What the task asks: Set out each line from the following listing that includes the word "Treatment".

— START Material shown —

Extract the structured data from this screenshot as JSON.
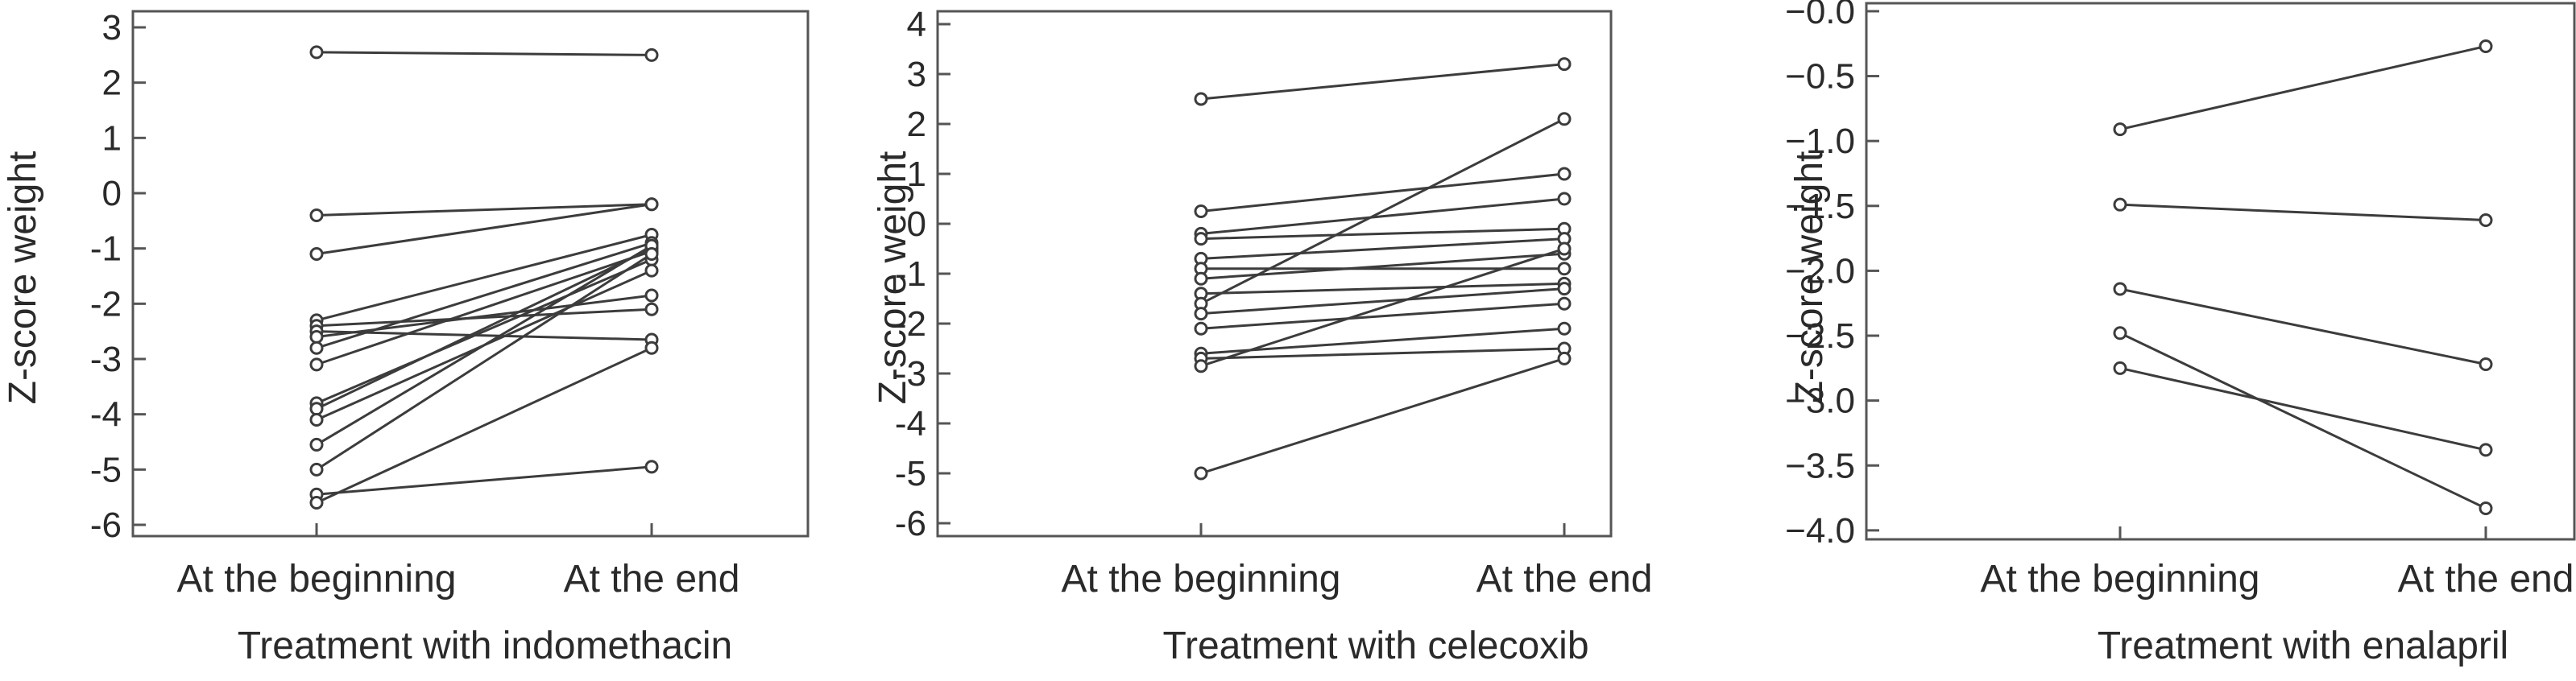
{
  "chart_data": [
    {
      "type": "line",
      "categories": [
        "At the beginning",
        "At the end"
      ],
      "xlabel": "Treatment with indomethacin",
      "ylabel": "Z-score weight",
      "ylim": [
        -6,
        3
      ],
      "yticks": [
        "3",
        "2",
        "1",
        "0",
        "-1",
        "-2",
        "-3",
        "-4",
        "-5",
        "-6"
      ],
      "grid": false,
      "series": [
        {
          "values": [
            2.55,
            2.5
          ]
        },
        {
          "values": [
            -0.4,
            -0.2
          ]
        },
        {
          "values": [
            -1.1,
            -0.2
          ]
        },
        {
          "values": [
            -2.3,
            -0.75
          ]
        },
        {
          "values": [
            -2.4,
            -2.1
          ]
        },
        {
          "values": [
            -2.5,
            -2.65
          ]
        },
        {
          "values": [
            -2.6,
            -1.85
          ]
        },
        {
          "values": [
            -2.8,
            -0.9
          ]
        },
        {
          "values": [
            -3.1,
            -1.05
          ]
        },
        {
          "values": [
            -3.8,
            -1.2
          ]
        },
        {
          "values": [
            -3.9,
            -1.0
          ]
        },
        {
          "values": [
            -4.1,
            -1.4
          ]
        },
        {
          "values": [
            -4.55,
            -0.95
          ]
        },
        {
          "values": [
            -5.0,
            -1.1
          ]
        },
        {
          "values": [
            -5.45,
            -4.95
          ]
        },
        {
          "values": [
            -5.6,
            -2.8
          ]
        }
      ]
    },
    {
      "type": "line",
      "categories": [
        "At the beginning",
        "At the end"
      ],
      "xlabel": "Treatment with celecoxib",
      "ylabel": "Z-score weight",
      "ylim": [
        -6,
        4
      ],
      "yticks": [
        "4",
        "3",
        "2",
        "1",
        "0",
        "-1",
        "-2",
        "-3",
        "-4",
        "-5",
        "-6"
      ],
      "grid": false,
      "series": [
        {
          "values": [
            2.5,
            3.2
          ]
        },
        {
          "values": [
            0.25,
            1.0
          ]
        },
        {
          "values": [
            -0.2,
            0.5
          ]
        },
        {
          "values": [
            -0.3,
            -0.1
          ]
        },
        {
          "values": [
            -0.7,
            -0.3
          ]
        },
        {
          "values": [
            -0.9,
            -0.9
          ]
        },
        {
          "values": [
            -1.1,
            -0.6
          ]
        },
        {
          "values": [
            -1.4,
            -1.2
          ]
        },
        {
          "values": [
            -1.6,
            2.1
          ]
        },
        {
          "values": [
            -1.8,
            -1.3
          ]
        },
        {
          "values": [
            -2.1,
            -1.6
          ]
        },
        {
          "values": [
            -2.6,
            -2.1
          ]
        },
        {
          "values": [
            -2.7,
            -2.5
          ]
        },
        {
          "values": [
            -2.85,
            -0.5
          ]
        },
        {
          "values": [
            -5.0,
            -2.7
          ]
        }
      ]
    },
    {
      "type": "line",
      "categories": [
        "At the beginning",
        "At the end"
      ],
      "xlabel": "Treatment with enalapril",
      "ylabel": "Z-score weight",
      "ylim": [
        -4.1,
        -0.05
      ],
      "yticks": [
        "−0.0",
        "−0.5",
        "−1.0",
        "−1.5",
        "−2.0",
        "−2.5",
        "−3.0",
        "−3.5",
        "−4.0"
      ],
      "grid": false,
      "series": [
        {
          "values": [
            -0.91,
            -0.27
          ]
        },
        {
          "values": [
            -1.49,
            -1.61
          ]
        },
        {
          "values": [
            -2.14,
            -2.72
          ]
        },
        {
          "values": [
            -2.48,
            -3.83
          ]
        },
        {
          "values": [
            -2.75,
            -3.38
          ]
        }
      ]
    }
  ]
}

— END Material shown —
— START Material shown —

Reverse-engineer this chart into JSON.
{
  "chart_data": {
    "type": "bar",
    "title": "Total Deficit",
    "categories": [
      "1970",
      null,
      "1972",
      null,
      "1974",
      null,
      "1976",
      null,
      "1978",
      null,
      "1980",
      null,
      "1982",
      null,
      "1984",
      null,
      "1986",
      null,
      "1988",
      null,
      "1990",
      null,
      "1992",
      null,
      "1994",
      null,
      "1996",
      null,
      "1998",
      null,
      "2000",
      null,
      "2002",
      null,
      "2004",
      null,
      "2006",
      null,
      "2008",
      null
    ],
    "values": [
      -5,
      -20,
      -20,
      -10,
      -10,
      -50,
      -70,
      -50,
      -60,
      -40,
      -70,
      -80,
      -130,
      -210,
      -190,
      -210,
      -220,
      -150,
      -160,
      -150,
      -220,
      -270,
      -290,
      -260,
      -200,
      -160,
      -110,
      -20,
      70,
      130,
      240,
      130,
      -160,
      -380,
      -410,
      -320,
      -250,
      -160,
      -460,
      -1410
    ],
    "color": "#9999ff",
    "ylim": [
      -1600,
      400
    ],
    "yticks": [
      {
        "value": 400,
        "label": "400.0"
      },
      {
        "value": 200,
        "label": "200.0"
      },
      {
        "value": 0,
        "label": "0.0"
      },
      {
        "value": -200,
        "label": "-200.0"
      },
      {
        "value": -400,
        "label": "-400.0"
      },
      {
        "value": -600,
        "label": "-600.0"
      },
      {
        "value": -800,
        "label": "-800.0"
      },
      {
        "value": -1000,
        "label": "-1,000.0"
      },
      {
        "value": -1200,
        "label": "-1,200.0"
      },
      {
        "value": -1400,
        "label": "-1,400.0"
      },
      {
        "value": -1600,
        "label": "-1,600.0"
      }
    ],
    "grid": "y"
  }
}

— END Material shown —
— START Material shown —

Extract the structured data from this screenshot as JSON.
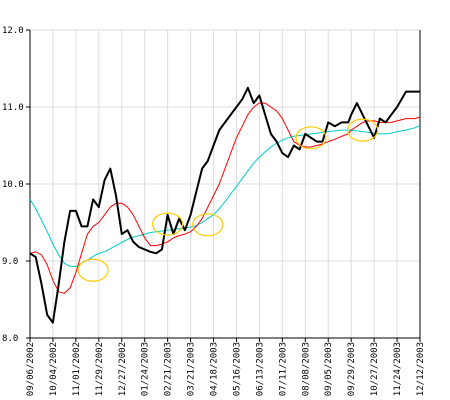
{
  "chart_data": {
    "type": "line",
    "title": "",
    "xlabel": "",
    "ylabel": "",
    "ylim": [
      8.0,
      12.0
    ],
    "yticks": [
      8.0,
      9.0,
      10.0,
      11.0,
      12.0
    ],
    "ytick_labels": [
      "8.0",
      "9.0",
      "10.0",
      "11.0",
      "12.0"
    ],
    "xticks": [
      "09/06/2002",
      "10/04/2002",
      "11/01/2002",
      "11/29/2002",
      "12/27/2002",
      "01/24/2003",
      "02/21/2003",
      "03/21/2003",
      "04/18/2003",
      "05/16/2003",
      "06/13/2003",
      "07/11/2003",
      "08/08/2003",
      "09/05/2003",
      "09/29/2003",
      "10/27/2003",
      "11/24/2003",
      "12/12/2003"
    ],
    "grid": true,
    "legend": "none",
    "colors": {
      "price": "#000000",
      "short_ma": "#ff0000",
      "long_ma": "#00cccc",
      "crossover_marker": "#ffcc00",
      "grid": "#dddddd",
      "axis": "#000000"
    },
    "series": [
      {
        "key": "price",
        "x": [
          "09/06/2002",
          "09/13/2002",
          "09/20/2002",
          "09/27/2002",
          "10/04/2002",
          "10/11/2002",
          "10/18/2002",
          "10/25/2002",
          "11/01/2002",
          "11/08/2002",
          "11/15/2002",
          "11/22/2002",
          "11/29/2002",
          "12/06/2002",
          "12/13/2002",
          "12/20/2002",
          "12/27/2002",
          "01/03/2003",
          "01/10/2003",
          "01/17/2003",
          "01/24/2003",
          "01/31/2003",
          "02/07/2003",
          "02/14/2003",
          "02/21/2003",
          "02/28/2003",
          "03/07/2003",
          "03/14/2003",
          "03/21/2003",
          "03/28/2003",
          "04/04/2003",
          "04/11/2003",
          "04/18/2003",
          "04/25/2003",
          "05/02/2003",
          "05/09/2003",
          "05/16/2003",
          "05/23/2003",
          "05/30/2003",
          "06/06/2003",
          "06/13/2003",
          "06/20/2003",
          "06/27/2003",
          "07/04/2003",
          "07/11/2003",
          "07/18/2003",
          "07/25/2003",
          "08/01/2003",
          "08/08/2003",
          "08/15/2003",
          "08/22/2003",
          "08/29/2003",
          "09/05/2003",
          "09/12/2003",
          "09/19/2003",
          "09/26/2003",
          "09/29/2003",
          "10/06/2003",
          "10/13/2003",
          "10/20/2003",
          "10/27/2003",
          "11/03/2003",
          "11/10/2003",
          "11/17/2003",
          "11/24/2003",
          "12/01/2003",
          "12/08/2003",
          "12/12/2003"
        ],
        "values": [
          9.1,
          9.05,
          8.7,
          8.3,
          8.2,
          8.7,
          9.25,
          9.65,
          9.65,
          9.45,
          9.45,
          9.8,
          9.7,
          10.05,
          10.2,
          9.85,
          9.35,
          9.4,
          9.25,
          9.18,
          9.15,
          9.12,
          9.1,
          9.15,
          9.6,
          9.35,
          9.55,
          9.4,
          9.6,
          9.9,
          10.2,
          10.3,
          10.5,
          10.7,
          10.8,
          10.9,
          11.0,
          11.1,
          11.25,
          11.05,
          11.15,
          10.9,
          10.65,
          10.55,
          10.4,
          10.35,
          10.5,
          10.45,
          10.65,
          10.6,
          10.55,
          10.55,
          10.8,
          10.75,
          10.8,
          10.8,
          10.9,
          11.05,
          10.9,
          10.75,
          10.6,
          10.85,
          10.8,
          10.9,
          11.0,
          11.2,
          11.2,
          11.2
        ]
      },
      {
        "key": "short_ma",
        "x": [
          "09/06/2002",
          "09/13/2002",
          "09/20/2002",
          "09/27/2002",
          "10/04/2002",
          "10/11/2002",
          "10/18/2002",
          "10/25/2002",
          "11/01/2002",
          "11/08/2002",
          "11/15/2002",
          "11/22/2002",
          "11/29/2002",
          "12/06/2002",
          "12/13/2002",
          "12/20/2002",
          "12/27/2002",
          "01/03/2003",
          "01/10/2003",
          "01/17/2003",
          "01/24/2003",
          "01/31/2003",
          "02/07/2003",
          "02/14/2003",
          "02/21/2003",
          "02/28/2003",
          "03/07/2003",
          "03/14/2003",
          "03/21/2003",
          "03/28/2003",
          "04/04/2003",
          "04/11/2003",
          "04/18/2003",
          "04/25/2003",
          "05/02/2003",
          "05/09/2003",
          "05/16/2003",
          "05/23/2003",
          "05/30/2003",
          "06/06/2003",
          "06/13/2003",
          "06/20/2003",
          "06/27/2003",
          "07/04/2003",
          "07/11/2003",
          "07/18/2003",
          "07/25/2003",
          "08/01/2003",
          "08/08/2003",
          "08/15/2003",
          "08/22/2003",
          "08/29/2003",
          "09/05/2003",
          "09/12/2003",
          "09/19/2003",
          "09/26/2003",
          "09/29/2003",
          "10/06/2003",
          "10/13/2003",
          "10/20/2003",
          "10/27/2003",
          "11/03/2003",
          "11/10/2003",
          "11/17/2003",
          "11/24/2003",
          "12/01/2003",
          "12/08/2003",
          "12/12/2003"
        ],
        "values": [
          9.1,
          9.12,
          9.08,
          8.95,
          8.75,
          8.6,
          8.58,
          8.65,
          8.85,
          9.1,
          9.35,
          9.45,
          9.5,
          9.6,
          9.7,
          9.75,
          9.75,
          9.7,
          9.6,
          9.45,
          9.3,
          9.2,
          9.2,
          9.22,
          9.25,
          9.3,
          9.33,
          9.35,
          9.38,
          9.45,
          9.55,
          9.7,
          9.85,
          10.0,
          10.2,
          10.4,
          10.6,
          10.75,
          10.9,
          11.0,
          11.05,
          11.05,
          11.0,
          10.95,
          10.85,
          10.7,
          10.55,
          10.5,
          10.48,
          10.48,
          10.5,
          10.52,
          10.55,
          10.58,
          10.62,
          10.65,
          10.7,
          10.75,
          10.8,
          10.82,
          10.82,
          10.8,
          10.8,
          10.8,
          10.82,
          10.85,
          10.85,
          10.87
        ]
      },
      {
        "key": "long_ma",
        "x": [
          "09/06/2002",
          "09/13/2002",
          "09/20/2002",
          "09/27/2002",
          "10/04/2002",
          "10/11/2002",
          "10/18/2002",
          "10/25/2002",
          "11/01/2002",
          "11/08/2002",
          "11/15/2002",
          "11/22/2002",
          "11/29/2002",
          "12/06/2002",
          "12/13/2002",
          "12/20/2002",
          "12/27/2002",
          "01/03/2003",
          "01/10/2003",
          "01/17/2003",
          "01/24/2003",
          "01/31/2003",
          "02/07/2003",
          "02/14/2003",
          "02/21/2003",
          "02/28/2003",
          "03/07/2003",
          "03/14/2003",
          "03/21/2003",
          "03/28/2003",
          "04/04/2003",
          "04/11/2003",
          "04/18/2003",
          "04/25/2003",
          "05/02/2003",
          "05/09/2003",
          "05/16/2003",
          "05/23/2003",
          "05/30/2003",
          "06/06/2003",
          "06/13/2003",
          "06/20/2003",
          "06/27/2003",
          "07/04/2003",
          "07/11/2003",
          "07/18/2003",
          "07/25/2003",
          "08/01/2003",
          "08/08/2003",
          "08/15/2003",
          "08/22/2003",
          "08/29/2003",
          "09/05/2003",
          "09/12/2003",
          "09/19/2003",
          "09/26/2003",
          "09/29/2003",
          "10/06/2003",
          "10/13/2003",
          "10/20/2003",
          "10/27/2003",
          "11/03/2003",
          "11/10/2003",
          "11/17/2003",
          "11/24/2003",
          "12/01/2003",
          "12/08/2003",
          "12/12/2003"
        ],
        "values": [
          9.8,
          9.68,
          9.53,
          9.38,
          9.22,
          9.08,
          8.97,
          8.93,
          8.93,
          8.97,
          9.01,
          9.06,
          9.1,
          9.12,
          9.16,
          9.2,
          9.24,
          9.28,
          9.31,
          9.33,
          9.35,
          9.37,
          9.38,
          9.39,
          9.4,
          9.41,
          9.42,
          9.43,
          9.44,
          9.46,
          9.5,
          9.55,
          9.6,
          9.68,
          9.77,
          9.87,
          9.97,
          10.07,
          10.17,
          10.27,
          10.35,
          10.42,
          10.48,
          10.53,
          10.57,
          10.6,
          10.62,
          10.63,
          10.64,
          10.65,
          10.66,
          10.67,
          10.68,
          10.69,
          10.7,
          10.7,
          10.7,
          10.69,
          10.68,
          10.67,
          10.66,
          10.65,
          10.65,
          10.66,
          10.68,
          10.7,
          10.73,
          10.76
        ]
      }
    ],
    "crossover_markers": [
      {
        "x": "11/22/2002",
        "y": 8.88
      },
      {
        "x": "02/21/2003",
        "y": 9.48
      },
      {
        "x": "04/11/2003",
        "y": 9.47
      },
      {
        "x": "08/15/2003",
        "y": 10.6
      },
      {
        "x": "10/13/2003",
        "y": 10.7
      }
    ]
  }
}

— END Material shown —

Full response:
      "xlabel": "Treatment with indomethacin",
      "xlabel": "Treatment with celecoxib",
      "xlabel": "Treatment with enalapril",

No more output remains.